> Requirement
Below are the records; collect from them each line containing the string "ссылку".
***** Supplied entries *****
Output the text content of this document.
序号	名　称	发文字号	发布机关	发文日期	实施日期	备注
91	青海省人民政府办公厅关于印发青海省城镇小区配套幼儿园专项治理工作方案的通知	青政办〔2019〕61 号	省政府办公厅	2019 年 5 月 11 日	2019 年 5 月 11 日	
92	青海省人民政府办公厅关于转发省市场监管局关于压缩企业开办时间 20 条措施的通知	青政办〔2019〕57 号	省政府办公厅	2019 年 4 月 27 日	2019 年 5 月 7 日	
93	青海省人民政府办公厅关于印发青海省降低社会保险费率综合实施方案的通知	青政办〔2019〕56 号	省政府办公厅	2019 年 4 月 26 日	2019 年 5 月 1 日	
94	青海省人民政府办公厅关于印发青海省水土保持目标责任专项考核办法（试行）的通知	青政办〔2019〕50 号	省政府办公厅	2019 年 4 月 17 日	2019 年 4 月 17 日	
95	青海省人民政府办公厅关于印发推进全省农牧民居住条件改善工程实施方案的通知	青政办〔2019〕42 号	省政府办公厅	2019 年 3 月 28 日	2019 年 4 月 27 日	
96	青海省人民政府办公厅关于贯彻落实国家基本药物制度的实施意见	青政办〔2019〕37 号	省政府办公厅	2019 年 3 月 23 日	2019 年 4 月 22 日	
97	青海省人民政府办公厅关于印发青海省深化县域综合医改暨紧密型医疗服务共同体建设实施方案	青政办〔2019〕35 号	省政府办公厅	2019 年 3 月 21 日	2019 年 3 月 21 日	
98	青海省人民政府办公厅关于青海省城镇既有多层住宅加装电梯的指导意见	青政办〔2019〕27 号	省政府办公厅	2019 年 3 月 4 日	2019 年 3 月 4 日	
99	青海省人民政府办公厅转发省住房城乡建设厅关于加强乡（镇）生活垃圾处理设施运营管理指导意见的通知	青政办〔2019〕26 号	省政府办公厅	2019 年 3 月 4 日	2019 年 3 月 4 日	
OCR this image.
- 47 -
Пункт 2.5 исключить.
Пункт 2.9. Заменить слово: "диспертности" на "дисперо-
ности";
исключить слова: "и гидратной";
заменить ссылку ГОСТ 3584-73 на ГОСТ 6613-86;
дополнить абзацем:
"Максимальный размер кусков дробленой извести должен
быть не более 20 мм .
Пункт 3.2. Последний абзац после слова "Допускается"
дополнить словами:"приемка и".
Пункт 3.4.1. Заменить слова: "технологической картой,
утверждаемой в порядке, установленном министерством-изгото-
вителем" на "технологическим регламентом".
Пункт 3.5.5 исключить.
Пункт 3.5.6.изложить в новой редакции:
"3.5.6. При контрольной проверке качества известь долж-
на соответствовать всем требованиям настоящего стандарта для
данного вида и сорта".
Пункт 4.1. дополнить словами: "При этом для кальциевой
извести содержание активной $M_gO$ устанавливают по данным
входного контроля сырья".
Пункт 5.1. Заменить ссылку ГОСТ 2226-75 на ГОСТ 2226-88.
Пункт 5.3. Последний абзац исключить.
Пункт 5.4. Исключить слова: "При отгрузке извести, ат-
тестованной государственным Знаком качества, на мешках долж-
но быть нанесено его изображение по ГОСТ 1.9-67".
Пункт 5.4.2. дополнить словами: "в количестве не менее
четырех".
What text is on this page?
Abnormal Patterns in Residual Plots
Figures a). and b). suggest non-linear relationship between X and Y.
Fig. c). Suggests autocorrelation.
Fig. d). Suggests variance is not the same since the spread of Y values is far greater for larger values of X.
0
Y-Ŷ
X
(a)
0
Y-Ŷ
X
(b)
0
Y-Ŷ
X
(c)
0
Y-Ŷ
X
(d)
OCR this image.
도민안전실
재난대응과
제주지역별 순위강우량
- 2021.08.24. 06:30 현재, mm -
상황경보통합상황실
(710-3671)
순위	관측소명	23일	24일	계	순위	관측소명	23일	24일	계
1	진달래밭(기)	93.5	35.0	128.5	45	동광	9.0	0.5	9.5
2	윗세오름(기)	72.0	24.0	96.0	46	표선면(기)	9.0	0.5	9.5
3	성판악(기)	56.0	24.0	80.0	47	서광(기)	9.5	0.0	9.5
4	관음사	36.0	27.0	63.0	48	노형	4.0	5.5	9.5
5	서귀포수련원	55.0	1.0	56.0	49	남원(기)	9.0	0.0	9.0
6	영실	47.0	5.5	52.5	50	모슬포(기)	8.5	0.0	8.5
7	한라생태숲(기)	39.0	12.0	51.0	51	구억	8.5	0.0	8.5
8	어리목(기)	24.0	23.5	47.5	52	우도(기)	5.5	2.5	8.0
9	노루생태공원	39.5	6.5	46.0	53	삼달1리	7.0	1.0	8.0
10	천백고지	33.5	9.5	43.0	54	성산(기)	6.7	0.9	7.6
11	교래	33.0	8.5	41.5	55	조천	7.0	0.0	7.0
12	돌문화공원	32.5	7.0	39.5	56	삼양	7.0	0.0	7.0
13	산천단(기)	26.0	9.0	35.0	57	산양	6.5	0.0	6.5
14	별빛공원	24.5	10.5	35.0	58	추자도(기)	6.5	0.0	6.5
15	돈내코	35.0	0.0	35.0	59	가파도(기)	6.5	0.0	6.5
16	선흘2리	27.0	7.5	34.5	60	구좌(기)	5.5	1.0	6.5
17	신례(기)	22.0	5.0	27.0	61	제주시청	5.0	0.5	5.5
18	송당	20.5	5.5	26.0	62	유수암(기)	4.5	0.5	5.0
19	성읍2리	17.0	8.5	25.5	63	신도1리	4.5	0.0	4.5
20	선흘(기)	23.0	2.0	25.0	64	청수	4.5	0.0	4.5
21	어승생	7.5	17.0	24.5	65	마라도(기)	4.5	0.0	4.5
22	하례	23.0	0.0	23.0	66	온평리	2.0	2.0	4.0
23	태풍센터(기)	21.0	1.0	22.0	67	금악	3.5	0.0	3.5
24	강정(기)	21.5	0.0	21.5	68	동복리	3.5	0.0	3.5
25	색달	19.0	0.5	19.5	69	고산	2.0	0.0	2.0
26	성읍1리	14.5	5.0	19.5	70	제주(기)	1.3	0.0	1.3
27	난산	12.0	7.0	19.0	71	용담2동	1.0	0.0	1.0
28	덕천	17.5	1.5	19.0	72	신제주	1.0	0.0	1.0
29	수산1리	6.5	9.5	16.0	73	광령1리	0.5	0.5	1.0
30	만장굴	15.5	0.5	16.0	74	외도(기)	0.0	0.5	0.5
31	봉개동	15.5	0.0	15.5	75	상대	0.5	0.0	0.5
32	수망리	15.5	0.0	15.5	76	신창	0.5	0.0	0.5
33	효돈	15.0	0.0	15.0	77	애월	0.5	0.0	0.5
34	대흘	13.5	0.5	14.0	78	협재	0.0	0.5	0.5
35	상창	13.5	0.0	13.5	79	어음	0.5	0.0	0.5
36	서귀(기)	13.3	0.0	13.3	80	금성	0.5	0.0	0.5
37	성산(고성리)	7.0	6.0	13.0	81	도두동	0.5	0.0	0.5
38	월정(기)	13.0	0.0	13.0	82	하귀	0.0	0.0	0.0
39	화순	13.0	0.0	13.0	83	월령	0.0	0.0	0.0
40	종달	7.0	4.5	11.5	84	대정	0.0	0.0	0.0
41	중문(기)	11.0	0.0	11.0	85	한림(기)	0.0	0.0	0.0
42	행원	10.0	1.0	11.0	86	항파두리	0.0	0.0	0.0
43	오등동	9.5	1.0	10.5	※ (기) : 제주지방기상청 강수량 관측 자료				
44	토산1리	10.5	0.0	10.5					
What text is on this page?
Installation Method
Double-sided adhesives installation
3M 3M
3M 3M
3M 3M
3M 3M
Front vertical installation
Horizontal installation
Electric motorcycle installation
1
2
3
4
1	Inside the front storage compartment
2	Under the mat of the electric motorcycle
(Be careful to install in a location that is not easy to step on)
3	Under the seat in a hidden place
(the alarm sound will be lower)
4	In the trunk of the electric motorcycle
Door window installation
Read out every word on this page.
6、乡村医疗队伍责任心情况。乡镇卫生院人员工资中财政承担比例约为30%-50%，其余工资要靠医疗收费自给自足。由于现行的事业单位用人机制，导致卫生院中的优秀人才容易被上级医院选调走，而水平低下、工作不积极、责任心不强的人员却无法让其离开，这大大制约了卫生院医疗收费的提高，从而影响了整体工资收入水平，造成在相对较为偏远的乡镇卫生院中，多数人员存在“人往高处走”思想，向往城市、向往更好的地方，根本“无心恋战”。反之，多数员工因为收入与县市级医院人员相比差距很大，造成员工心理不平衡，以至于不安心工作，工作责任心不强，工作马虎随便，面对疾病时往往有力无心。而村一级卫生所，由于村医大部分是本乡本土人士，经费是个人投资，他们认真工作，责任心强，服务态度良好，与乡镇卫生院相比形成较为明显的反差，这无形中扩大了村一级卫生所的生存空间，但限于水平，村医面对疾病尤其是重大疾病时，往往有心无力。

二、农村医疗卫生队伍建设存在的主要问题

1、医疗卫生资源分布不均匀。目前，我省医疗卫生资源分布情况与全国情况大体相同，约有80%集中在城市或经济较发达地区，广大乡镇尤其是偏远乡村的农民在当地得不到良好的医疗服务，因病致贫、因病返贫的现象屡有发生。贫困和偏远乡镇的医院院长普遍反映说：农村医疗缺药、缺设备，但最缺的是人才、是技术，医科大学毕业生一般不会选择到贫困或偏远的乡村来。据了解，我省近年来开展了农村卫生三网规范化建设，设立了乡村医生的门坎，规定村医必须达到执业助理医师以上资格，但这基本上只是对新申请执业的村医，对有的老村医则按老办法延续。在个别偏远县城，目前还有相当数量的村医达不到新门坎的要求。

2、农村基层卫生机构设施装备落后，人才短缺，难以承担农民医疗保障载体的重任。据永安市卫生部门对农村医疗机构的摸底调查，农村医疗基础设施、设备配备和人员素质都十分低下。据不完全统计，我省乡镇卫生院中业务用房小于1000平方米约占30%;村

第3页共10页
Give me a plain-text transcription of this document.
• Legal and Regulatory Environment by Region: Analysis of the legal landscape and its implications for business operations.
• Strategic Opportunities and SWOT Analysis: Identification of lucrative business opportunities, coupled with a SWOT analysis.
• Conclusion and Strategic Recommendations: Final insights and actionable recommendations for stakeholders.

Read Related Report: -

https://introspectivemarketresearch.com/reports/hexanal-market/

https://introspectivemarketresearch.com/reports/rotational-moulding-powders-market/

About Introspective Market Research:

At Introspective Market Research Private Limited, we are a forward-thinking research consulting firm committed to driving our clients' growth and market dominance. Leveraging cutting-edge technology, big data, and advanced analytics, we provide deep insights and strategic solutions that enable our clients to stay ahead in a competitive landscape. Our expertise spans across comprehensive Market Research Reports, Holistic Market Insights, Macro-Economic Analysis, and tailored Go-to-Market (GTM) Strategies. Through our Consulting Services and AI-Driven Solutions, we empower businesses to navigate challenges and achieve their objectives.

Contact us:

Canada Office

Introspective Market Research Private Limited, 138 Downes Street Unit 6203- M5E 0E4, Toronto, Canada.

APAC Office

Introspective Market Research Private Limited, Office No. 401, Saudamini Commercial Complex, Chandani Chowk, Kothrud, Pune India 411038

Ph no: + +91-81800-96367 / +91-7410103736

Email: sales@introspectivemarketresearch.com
*****
> Task response
заменить ссылку ГОСТ 3584-73 на ГОСТ 6613-86;
Пункт 5.1. Заменить ссылку ГОСТ 2226-75 на ГОСТ 2226-88.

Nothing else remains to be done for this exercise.